Article:

::::::::

Yes it would be hugely broad....but that is how skills in Palladium work so nothing new there.

Re: [Question] Laser Communication?

Posted: Fri Mar 04, 2016 9:48 pm
by glitterboy2098
Banana Prince wrote:
flatline wrote:Get rid of it. It shouldn't be a separate skill from radio:advanced.

Once the hardware is set up, it behaves exactly like a regular radio. The only difference is that rather than broadcasting and receiving radio waves, you have a line of sight with the other radio and use light as the carrier. For all practical purposes, it's no different from a radio with a highly directional antenna.


Oh. I was imagining something like software used for CDs. Pokemon games now uses Laser Communication to link two devices - so my second guess was that it was a way for two people to link devices and share info digitally - like if two Rogue Scholars wanted to share documents.



in a sense that is what it is. but it can do much more.

Laser communications basically work like this:

you take a laser that has been designed for long range but low intensity (that is, not "bright" enough of light to count as a weapon), and aim it at the thing you want to talk to. that thing needs a camera able to pick up the laser light when the laser hits it.

to send a message, you alter the beam so that it holds the information you want to send. the simplest way is to turn it on and off very fast so the beam flashes.. this could send something analog like morse code or digital like computer data in it's 1's and 0's. more advanced laser comms could also mess around with things like frequency (color) or intensity (brightness) to send basically the same stuff even faster. really advanced systems could send multiple sets of data at the same time using different frequencies of lasers running at the same time.

::::::::

Entries supplied:
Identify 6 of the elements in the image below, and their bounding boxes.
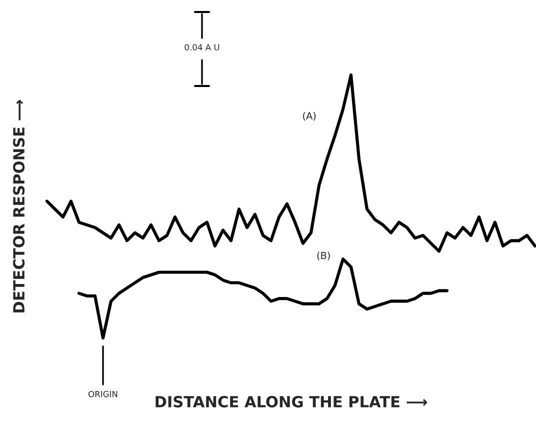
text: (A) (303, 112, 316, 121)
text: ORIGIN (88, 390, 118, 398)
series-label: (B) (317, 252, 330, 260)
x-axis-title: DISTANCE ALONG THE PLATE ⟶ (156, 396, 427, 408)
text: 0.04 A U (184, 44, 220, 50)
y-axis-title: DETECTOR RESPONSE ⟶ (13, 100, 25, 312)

::::::::

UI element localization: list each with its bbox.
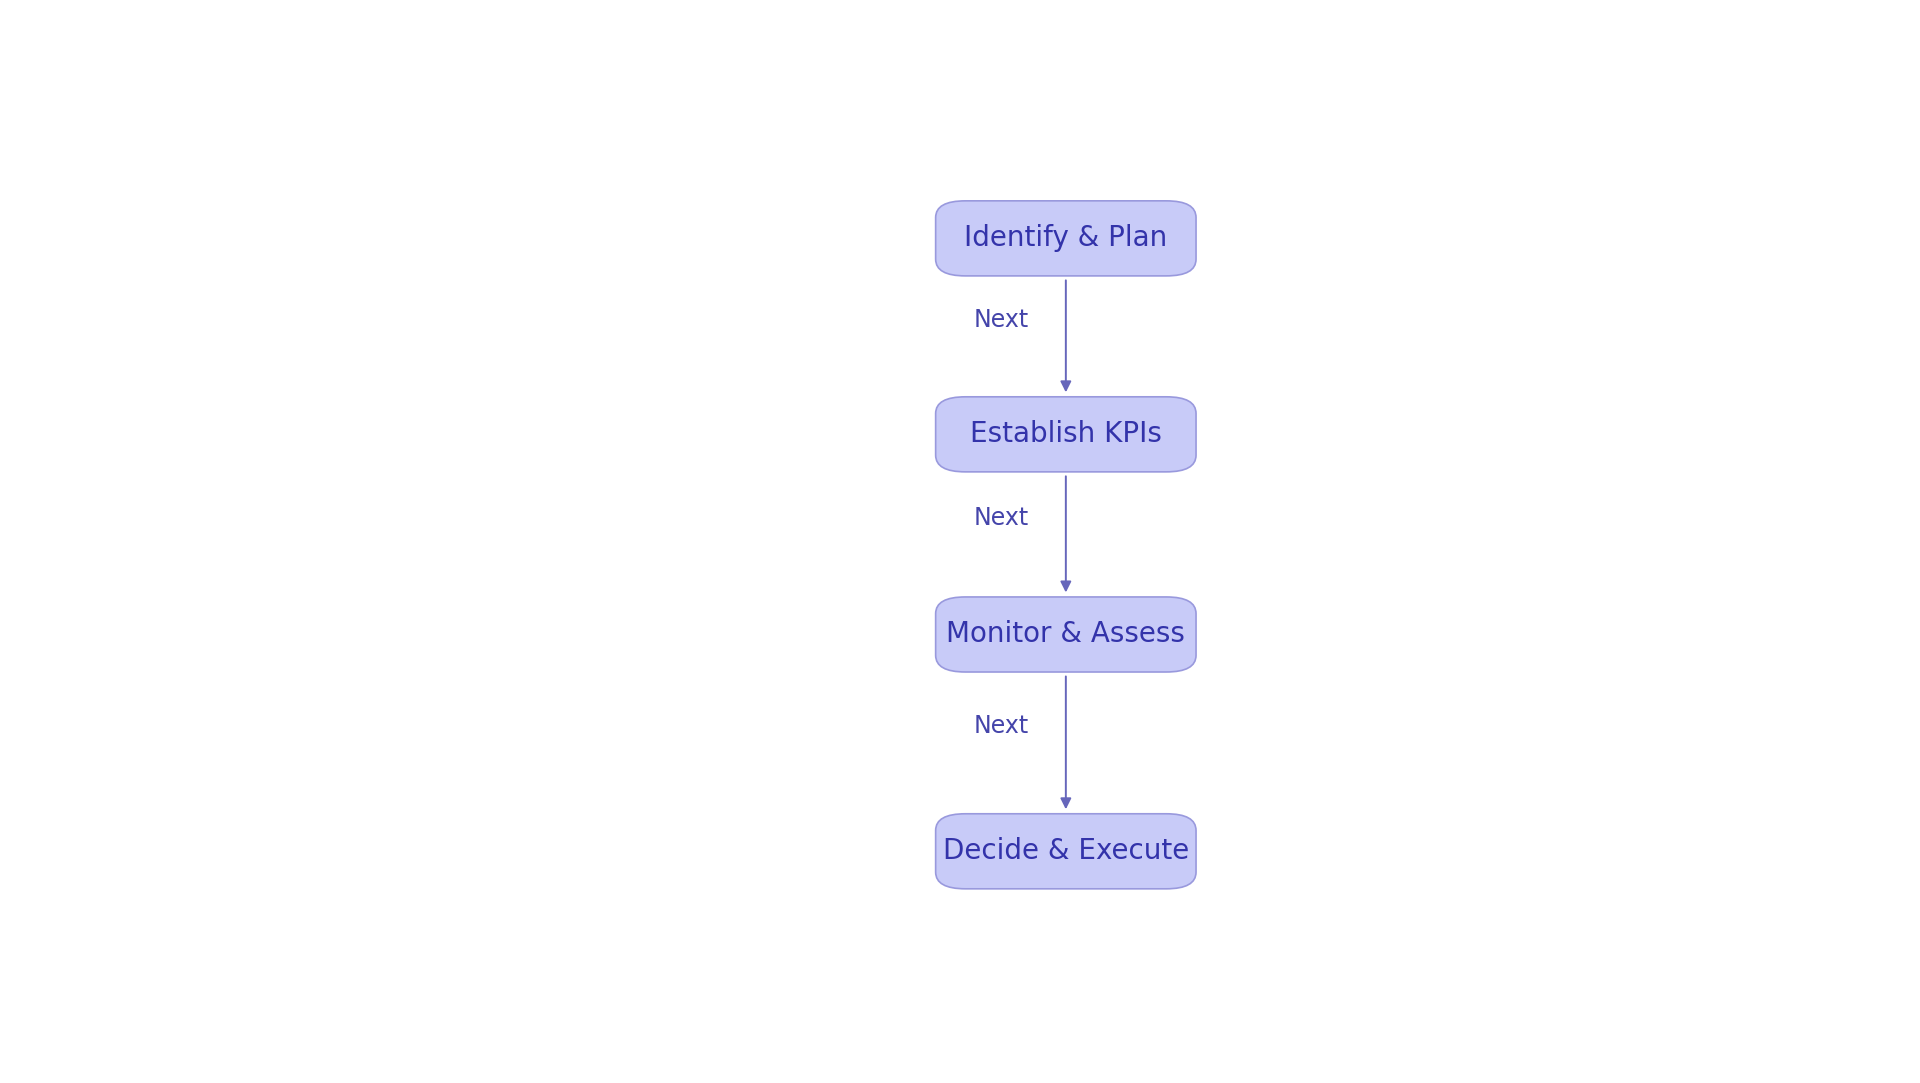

::::::::

Aim 1: According to the laser communication post, what is the simplest way to alter the beam so it carries a message?
Aim 2: Rewrite the listing lines starting at the one containing "Identify 6 of" and ending at the one containing "y-axis-title: DETECTOR RESPONSE", changing "bounding boxes" to "box coordinates" and leaving the pictures out.

Result 1: Turn the laser on and off very fast so the beam flashes.

Result 2:
Identify 6 of the elements in the image below, and their box coordinates.
text: (A) (303, 112, 316, 121)
text: ORIGIN (88, 390, 118, 398)
series-label: (B) (317, 252, 330, 260)
x-axis-title: DISTANCE ALONG THE PLATE ⟶ (156, 396, 427, 408)
text: 0.04 A U (184, 44, 220, 50)
y-axis-title: DETECTOR RESPONSE ⟶ (13, 100, 25, 312)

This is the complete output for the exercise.